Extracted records
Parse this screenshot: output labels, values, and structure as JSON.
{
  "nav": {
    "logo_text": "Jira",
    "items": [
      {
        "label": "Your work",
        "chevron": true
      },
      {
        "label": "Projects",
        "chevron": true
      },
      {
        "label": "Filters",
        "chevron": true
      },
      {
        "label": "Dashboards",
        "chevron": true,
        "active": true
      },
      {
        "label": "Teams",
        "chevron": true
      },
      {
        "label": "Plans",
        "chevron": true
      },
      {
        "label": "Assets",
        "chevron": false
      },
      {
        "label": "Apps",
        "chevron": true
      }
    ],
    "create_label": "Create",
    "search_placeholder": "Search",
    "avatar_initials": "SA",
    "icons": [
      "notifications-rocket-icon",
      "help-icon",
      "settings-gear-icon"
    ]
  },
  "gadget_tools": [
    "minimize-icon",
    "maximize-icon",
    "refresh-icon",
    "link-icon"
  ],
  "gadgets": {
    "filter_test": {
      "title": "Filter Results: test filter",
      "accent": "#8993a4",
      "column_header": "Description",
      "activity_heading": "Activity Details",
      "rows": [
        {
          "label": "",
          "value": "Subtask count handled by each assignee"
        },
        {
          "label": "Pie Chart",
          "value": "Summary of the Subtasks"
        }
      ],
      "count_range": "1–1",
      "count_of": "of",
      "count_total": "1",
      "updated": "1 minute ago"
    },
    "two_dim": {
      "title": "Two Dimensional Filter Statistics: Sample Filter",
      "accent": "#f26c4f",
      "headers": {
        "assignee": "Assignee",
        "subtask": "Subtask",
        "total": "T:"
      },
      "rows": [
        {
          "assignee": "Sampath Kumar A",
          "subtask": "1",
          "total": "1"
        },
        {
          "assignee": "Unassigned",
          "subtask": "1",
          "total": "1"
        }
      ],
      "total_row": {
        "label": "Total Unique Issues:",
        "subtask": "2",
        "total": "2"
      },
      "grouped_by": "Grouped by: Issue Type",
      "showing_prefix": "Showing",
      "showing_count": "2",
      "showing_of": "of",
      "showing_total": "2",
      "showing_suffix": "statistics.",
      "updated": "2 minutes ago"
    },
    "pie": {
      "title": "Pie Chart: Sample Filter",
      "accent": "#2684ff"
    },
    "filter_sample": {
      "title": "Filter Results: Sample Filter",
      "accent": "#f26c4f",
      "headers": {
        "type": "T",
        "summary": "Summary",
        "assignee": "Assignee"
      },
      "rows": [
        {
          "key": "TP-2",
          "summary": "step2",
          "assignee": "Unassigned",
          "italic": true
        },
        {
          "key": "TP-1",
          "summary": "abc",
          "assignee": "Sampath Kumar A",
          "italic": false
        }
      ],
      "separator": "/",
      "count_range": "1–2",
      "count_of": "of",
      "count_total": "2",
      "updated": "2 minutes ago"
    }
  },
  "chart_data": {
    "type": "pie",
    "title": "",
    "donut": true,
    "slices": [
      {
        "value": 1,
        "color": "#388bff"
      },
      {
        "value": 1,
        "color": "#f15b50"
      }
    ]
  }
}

• **Objective**
Across the records, count the lines holding the string "title". Give the number and stop.

• **Reply to the exercise**
5